Task statement: Copy out each line of the data that holds the word "Fotokopi".
───── Extracted data ─────
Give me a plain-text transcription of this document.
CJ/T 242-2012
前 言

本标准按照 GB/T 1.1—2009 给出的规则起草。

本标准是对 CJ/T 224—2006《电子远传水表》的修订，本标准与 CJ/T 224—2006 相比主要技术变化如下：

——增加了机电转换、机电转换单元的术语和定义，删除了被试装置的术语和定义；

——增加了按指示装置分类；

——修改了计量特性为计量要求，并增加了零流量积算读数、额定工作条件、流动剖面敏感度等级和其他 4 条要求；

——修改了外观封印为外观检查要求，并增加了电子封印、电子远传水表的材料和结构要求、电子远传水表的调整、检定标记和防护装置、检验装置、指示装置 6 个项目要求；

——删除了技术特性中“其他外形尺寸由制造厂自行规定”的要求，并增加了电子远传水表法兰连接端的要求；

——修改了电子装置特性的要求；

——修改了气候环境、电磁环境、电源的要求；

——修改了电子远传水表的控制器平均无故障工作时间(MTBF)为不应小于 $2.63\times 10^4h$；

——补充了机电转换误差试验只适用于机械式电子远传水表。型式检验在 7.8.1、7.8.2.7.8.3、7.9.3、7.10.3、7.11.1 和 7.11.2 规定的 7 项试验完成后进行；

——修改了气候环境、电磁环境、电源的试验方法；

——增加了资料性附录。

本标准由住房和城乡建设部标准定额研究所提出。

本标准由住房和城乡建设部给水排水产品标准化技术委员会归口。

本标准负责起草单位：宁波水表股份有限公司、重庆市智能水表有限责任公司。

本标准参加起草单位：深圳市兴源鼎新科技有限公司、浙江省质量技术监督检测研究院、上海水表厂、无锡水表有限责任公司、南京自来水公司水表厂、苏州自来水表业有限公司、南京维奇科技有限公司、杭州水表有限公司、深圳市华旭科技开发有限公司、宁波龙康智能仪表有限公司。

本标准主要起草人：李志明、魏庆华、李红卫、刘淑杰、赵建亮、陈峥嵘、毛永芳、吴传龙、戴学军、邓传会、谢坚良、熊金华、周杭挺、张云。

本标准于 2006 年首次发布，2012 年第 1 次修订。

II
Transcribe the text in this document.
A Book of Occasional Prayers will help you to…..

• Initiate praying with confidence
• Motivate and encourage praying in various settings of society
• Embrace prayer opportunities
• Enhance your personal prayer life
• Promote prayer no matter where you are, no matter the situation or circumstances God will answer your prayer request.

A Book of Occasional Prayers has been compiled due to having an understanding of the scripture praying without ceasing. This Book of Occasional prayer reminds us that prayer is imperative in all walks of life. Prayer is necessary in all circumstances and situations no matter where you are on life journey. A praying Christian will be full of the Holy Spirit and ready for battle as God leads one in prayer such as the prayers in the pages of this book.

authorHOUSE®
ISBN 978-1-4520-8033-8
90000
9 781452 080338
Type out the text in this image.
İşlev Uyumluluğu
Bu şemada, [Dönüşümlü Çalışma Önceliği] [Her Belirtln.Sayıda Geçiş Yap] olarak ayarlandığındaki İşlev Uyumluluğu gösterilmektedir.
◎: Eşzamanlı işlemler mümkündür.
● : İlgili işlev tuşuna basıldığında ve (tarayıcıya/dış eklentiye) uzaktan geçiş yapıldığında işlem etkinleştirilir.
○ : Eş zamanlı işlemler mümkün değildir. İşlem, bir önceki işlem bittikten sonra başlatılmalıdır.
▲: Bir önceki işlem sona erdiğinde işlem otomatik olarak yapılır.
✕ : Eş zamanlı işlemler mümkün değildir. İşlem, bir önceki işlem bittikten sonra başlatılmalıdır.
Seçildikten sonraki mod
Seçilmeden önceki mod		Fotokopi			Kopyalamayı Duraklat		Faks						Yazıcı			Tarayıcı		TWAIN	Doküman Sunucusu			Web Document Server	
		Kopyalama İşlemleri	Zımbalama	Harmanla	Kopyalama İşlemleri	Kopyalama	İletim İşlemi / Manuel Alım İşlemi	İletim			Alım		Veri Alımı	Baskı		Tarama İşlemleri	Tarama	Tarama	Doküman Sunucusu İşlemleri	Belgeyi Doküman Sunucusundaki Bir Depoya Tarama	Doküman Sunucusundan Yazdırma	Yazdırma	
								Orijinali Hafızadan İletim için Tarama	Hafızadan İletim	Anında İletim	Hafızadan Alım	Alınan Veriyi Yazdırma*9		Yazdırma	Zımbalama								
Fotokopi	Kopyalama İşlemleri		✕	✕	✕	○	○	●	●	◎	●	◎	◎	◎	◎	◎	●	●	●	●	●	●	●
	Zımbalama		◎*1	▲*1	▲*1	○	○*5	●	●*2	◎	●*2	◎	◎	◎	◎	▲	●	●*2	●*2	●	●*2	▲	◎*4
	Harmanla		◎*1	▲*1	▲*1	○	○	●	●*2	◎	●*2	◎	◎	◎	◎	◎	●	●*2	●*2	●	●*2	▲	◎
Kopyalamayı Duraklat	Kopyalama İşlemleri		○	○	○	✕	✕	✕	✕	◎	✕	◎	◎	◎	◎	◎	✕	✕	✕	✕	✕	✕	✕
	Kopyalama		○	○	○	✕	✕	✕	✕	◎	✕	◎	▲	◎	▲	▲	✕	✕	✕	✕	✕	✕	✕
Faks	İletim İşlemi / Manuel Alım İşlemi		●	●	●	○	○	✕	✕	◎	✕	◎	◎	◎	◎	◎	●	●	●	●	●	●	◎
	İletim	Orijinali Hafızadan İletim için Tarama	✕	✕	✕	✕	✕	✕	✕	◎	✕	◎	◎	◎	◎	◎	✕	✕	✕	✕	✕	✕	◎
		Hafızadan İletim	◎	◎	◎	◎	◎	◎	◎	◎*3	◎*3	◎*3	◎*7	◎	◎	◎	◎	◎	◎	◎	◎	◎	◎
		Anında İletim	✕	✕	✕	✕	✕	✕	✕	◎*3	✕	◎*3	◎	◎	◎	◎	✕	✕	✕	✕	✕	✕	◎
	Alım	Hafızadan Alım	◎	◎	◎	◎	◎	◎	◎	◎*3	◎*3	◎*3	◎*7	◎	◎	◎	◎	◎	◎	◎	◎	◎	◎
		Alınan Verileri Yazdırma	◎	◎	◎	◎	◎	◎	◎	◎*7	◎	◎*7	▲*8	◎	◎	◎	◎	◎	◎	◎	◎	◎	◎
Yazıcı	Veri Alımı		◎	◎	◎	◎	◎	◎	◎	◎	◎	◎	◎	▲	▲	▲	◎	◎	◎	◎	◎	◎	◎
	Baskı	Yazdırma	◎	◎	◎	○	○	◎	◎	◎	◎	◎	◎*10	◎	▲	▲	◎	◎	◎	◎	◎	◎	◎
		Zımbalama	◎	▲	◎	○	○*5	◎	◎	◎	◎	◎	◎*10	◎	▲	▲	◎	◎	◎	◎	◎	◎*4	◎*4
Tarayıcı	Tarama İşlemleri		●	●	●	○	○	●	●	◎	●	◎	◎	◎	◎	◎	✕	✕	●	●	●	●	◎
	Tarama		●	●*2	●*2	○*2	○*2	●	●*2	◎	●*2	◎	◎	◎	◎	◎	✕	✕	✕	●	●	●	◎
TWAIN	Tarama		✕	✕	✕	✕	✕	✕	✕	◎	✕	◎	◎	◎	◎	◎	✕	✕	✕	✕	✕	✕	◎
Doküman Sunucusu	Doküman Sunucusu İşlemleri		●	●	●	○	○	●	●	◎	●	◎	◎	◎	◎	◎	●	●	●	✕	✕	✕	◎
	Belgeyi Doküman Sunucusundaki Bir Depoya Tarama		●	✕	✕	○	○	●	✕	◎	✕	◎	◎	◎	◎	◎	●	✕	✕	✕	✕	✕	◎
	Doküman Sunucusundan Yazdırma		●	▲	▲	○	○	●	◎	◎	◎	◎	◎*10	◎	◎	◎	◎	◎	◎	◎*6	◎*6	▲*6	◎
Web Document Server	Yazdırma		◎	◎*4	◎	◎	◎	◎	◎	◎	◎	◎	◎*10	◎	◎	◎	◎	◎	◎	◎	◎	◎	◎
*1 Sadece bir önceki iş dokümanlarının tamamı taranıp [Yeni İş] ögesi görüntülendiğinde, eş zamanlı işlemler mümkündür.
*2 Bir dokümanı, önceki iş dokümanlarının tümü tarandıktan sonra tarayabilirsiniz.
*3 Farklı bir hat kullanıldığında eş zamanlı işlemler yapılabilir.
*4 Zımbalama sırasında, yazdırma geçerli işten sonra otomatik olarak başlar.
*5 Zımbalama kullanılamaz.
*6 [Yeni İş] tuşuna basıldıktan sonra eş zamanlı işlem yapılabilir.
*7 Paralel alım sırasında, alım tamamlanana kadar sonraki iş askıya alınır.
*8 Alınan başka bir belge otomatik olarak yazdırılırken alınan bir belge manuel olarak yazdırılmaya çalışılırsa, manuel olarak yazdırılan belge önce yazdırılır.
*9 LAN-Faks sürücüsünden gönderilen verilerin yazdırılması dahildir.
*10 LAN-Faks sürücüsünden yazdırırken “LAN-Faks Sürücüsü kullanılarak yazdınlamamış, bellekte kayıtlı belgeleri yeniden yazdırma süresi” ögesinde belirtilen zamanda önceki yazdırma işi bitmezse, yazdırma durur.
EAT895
─────
Solution:
Seçilmeden önceki mod		Fotokopi			Kopyalamayı Duraklat		Faks						Yazıcı			Tarayıcı		TWAIN	Doküman Sunucusu			Web Document Server	
Fotokopi	Kopyalama İşlemleri		✕	✕	✕	○	○	●	●	◎	●	◎	◎	◎	◎	◎	●	●	●	●	●	●	●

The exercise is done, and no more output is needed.